[Excerpt from a dataset]
________

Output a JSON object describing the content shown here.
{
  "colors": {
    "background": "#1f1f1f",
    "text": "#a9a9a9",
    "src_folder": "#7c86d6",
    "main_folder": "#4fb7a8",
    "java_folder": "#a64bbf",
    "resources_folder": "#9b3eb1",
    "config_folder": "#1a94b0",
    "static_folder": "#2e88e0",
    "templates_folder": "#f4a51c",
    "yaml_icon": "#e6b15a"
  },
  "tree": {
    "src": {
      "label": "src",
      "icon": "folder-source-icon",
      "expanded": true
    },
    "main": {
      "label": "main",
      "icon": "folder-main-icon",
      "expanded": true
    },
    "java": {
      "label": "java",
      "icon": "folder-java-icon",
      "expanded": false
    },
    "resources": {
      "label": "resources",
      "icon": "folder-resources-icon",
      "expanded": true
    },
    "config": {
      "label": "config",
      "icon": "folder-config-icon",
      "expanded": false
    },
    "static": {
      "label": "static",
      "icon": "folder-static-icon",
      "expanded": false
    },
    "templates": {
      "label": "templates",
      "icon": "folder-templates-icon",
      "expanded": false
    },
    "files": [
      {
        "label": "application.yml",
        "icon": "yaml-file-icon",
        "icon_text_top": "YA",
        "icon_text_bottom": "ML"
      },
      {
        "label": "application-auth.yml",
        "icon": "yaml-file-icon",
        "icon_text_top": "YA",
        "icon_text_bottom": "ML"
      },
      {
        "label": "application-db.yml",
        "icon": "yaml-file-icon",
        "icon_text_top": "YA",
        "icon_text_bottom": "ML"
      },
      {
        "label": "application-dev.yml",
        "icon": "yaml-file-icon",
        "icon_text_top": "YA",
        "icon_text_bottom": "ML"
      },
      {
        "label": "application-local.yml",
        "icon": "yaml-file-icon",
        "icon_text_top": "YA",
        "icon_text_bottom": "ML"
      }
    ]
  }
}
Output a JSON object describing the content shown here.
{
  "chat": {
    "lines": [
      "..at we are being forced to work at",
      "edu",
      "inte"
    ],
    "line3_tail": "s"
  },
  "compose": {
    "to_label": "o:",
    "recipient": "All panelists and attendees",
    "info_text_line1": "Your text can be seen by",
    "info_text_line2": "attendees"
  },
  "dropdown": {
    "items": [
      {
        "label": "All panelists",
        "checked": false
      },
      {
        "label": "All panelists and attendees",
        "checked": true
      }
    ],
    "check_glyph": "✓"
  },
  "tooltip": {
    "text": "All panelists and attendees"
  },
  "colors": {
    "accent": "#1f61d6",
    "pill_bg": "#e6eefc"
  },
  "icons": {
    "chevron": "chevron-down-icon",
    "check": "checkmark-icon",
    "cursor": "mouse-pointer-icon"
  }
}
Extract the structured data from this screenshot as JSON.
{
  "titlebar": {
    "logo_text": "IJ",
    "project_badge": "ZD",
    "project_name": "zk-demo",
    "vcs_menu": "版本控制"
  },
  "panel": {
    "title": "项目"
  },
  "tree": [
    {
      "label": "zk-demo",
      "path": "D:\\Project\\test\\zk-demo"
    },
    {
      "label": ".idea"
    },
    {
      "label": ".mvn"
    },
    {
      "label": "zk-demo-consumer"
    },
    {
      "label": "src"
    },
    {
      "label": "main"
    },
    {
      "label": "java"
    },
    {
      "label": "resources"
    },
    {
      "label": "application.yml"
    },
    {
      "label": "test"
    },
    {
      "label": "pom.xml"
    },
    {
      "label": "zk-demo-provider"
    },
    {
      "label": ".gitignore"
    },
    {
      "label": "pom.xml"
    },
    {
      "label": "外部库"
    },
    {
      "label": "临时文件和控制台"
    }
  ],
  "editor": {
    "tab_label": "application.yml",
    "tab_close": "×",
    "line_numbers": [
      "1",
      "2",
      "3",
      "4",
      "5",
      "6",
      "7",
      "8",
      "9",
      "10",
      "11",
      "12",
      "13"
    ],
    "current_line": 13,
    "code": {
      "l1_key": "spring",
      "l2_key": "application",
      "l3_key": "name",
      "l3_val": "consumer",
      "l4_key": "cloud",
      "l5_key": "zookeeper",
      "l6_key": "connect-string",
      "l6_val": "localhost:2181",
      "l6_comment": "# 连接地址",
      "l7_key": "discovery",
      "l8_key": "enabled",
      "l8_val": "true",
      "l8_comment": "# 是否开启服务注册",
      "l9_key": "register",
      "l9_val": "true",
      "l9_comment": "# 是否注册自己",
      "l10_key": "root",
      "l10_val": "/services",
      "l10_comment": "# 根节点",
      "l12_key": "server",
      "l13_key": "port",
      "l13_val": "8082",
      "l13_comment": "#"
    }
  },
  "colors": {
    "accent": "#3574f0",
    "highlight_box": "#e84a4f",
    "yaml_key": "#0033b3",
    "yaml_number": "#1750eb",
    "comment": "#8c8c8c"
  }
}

________

• _GOAL_:
Give all of the entries again, word for word.

• _SOLVED PROBLEM_:
Output a JSON object describing the content shown here.
{
  "colors": {
    "background": "#1f1f1f",
    "text": "#a9a9a9",
    "src_folder": "#7c86d6",
    "main_folder": "#4fb7a8",
    "java_folder": "#a64bbf",
    "resources_folder": "#9b3eb1",
    "config_folder": "#1a94b0",
    "static_folder": "#2e88e0",
    "templates_folder": "#f4a51c",
    "yaml_icon": "#e6b15a"
  },
  "tree": {
    "src": {
      "label": "src",
      "icon": "folder-source-icon",
      "expanded": true
    },
    "main": {
      "label": "main",
      "icon": "folder-main-icon",
      "expanded": true
    },
    "java": {
      "label": "java",
      "icon": "folder-java-icon",
      "expanded": false
    },
    "resources": {
      "label": "resources",
      "icon": "folder-resources-icon",
      "expanded": true
    },
    "config": {
      "label": "config",
      "icon": "folder-config-icon",
      "expanded": false
    },
    "static": {
      "label": "static",
      "icon": "folder-static-icon",
      "expanded": false
    },
    "templates": {
      "label": "templates",
      "icon": "folder-templates-icon",
      "expanded": false
    },
    "files": [
      {
        "label": "application.yml",
        "icon": "yaml-file-icon",
        "icon_text_top": "YA",
        "icon_text_bottom": "ML"
      },
      {
        "label": "application-auth.yml",
        "icon": "yaml-file-icon",
        "icon_text_top": "YA",
        "icon_text_bottom": "ML"
      },
      {
        "label": "application-db.yml",
        "icon": "yaml-file-icon",
        "icon_text_top": "YA",
        "icon_text_bottom": "ML"
      },
      {
        "label": "application-dev.yml",
        "icon": "yaml-file-icon",
        "icon_text_top": "YA",
        "icon_text_bottom": "ML"
      },
      {
        "label": "application-local.yml",
        "icon": "yaml-file-icon",
        "icon_text_top": "YA",
        "icon_text_bottom": "ML"
      }
    ]
  }
}
Output a JSON object describing the content shown here.
{
  "chat": {
    "lines": [
      "..at we are being forced to work at",
      "edu",
      "inte"
    ],
    "line3_tail": "s"
  },
  "compose": {
    "to_label": "o:",
    "recipient": "All panelists and attendees",
    "info_text_line1": "Your text can be seen by",
    "info_text_line2": "attendees"
  },
  "dropdown": {
    "items": [
      {
        "label": "All panelists",
        "checked": false
      },
      {
        "label": "All panelists and attendees",
        "checked": true
      }
    ],
    "check_glyph": "✓"
  },
  "tooltip": {
    "text": "All panelists and attendees"
  },
  "colors": {
    "accent": "#1f61d6",
    "pill_bg": "#e6eefc"
  },
  "icons": {
    "chevron": "chevron-down-icon",
    "check": "checkmark-icon",
    "cursor": "mouse-pointer-icon"
  }
}
Extract the structured data from this screenshot as JSON.
{
  "titlebar": {
    "logo_text": "IJ",
    "project_badge": "ZD",
    "project_name": "zk-demo",
    "vcs_menu": "版本控制"
  },
  "panel": {
    "title": "项目"
  },
  "tree": [
    {
      "label": "zk-demo",
      "path": "D:\\Project\\test\\zk-demo"
    },
    {
      "label": ".idea"
    },
    {
      "label": ".mvn"
    },
    {
      "label": "zk-demo-consumer"
    },
    {
      "label": "src"
    },
    {
      "label": "main"
    },
    {
      "label": "java"
    },
    {
      "label": "resources"
    },
    {
      "label": "application.yml"
    },
    {
      "label": "test"
    },
    {
      "label": "pom.xml"
    },
    {
      "label": "zk-demo-provider"
    },
    {
      "label": ".gitignore"
    },
    {
      "label": "pom.xml"
    },
    {
      "label": "外部库"
    },
    {
      "label": "临时文件和控制台"
    }
  ],
  "editor": {
    "tab_label": "application.yml",
    "tab_close": "×",
    "line_numbers": [
      "1",
      "2",
      "3",
      "4",
      "5",
      "6",
      "7",
      "8",
      "9",
      "10",
      "11",
      "12",
      "13"
    ],
    "current_line": 13,
    "code": {
      "l1_key": "spring",
      "l2_key": "application",
      "l3_key": "name",
      "l3_val": "consumer",
      "l4_key": "cloud",
      "l5_key": "zookeeper",
      "l6_key": "connect-string",
      "l6_val": "localhost:2181",
      "l6_comment": "# 连接地址",
      "l7_key": "discovery",
      "l8_key": "enabled",
      "l8_val": "true",
      "l8_comment": "# 是否开启服务注册",
      "l9_key": "register",
      "l9_val": "true",
      "l9_comment": "# 是否注册自己",
      "l10_key": "root",
      "l10_val": "/services",
      "l10_comment": "# 根节点",
      "l12_key": "server",
      "l13_key": "port",
      "l13_val": "8082",
      "l13_comment": "#"
    }
  },
  "colors": {
    "accent": "#3574f0",
    "highlight_box": "#e84a4f",
    "yaml_key": "#0033b3",
    "yaml_number": "#1750eb",
    "comment": "#8c8c8c"
  }
}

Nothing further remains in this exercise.